▶ **THE PROBLEM**
Since only the total matters, count the lines of these entries containing the word "pairs" and write that total alone.

━━━━━ EXERCISE INPUTS

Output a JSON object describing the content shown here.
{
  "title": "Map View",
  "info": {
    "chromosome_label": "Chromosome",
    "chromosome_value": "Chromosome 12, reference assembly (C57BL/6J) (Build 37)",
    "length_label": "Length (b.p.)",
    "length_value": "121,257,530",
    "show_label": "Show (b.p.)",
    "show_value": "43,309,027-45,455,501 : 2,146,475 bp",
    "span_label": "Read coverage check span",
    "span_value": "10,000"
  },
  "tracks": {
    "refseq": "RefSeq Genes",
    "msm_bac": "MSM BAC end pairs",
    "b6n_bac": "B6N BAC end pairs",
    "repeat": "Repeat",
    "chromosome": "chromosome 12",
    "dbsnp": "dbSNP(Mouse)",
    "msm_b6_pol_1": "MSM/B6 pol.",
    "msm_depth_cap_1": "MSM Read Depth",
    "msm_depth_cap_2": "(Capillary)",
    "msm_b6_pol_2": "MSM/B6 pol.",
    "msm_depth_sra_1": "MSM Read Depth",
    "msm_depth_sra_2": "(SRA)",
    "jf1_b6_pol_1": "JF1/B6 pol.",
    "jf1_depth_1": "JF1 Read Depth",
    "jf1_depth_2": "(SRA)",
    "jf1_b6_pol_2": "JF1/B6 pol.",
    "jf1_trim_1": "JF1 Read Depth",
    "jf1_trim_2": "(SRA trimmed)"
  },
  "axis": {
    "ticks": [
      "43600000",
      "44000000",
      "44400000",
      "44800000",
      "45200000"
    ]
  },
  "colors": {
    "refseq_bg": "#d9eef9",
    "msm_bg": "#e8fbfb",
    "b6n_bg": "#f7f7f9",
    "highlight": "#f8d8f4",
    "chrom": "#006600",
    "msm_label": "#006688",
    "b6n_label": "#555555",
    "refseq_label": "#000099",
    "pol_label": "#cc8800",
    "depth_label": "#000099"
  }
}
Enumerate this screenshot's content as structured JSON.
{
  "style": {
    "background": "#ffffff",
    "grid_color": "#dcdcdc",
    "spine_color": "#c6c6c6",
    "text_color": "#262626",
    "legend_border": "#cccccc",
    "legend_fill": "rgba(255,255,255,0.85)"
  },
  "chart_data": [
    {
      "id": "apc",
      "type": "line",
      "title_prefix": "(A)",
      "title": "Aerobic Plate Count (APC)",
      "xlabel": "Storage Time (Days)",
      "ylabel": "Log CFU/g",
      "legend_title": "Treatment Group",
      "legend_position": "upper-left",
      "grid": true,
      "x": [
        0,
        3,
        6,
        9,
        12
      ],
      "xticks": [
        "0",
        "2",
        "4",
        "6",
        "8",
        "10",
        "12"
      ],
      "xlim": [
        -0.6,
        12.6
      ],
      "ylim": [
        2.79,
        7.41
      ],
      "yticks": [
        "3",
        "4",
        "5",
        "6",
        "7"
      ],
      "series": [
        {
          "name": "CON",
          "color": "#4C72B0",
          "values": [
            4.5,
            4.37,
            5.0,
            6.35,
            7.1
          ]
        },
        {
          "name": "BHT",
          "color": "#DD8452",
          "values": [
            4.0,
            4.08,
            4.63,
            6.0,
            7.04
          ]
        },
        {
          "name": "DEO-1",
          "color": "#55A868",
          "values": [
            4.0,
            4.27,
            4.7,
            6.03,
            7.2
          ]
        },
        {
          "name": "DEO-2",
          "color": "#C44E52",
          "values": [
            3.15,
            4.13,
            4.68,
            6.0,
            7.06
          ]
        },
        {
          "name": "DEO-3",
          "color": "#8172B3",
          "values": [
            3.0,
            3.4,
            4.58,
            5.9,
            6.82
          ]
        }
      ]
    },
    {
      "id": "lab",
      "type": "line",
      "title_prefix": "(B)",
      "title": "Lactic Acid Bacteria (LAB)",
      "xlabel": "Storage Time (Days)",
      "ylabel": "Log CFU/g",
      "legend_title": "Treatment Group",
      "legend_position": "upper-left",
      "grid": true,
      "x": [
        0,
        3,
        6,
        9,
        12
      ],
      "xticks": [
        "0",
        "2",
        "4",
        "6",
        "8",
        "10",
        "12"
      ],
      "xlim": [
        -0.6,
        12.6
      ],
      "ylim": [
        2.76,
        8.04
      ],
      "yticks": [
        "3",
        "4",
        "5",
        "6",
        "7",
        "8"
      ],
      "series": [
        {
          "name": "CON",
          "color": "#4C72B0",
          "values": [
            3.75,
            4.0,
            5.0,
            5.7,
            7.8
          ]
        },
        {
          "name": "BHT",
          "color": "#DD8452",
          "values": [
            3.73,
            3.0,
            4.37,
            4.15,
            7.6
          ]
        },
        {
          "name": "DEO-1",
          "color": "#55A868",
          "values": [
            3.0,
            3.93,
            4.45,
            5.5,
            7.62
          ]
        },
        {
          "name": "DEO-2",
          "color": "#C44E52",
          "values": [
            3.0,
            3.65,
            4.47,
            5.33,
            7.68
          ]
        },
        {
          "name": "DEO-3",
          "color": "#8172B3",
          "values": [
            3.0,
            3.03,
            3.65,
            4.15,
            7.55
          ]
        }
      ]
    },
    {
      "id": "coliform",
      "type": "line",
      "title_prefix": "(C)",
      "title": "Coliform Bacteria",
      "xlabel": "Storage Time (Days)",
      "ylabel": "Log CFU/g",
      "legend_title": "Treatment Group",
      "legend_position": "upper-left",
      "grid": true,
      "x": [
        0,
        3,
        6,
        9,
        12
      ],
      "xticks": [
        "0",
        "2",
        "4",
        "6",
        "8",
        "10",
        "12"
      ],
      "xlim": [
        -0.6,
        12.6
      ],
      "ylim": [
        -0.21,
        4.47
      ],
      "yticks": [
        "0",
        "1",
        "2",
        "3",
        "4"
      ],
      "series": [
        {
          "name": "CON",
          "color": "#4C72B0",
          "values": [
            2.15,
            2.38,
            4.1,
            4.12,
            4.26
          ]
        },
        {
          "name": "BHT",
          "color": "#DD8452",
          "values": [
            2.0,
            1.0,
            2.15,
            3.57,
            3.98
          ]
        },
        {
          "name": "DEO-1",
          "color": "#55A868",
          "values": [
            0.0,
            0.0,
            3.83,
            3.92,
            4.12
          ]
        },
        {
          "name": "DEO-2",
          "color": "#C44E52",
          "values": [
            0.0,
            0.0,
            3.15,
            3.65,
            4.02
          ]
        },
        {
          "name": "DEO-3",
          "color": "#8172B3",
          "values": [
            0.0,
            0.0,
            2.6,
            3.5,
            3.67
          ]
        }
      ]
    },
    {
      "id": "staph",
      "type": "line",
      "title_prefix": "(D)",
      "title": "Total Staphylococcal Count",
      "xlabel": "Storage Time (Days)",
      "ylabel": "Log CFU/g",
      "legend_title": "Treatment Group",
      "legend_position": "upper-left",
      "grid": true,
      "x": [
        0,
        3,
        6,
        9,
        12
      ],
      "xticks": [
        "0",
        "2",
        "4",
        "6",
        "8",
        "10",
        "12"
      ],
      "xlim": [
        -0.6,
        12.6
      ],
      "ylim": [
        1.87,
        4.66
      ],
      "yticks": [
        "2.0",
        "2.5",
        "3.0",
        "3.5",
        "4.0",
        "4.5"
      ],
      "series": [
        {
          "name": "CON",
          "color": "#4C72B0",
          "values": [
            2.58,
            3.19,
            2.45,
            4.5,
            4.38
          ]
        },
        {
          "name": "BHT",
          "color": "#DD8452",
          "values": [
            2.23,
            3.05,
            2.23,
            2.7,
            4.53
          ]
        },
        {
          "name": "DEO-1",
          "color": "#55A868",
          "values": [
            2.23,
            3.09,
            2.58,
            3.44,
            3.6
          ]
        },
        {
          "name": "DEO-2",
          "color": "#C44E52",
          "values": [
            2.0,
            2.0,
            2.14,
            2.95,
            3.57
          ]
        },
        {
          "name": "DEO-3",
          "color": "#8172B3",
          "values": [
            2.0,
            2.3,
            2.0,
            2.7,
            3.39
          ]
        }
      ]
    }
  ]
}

━━━━━━━━━━

▶ **TASK SOLUTION**
2